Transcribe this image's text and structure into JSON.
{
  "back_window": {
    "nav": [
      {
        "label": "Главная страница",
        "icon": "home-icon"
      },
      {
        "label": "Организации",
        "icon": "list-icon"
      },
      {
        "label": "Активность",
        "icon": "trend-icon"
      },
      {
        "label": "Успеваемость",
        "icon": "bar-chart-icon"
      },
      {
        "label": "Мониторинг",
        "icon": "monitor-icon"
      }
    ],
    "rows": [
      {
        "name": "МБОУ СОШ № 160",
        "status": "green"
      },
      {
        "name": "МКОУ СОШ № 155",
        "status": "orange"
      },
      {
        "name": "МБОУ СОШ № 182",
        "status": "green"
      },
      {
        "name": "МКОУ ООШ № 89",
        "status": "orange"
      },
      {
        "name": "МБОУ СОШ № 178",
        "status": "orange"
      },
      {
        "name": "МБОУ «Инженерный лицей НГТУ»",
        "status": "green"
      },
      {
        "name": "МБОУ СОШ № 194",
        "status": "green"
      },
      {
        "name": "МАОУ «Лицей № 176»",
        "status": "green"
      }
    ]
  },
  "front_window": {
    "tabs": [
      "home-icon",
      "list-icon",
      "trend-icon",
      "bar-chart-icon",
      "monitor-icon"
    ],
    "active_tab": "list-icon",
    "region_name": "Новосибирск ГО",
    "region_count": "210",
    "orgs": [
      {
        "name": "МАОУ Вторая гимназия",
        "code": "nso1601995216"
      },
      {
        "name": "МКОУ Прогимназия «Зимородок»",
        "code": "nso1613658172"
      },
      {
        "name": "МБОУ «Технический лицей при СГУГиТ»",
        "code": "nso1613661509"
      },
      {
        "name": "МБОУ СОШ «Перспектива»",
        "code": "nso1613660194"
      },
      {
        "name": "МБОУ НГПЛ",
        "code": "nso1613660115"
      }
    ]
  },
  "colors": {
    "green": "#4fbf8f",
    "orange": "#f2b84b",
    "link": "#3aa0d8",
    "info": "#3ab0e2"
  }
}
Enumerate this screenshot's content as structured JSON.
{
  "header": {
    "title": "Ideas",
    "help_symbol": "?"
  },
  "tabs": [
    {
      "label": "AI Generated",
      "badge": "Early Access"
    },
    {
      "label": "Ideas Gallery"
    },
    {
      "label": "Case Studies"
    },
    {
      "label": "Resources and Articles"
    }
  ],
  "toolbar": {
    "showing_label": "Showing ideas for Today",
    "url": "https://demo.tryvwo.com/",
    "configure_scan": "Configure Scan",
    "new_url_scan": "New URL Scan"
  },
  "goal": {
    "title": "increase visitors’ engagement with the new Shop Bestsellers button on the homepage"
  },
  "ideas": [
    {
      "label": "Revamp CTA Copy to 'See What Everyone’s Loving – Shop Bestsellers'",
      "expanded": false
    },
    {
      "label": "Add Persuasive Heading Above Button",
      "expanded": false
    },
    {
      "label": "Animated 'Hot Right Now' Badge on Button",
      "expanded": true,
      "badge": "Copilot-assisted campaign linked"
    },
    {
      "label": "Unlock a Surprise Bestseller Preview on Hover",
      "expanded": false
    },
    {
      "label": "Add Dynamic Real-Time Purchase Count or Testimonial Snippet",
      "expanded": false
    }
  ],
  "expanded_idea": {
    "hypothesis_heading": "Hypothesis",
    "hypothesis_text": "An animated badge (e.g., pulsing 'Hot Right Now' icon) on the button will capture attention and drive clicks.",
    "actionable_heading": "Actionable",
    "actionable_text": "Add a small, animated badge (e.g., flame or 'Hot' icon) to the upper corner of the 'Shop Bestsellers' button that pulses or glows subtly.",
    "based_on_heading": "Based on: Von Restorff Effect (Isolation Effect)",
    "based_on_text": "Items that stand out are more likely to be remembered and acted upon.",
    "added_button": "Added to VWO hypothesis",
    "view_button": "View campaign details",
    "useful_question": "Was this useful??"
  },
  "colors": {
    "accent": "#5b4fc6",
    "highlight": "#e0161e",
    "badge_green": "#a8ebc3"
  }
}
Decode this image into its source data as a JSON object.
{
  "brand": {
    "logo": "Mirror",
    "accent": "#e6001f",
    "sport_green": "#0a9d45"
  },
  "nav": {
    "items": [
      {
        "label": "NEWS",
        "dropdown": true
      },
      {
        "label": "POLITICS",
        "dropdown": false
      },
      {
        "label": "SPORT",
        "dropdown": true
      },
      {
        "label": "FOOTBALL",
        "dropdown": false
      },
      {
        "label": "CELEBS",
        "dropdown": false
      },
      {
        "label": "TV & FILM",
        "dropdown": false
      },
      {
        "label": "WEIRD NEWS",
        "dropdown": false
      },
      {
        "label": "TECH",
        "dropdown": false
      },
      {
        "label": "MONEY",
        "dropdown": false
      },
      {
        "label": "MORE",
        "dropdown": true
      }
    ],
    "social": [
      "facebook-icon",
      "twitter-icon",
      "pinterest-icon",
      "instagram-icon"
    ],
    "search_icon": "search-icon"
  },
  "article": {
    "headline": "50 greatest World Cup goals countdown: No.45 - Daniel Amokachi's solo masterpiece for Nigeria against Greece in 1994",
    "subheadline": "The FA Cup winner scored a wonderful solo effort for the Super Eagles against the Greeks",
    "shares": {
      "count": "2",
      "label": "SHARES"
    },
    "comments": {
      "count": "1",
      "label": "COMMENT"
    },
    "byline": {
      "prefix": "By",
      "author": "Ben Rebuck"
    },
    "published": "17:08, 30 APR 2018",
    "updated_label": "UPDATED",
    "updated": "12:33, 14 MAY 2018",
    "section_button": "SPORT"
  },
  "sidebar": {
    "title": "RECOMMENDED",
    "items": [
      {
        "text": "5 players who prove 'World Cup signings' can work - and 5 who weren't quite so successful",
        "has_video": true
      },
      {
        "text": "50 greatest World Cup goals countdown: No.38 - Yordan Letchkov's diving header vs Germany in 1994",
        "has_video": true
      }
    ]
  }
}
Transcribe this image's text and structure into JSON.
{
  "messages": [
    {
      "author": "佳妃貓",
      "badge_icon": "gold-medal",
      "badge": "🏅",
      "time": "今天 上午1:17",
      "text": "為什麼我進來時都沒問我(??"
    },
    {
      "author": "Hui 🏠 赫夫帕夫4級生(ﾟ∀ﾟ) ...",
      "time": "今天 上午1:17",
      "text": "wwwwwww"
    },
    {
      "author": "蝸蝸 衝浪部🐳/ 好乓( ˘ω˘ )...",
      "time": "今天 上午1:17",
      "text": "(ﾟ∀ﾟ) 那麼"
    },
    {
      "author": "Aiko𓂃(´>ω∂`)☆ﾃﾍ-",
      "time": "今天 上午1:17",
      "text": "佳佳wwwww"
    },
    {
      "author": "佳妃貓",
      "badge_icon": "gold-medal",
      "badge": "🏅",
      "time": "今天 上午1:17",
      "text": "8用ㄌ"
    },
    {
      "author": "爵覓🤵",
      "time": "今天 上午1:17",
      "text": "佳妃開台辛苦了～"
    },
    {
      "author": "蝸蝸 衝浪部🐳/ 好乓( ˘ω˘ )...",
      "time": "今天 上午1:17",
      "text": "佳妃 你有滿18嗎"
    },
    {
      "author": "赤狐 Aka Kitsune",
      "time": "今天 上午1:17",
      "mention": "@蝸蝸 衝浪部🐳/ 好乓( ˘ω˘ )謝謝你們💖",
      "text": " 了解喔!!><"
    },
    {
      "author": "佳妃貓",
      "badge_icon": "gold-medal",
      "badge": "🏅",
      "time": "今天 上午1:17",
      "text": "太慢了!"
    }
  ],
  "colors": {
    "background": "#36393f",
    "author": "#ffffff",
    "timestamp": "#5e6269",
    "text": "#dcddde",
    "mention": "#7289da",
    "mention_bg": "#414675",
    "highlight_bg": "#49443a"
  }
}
────
EXERCISE DESCRIPTION: Search the entries for the word "title" and pick out every line that holds it.

FINISHED EXERCISE:
    "title": "Ideas",
    "title": "increase visitors’ engagement with the new Shop Bestsellers button on the homepage"
    "title": "RECOMMENDED",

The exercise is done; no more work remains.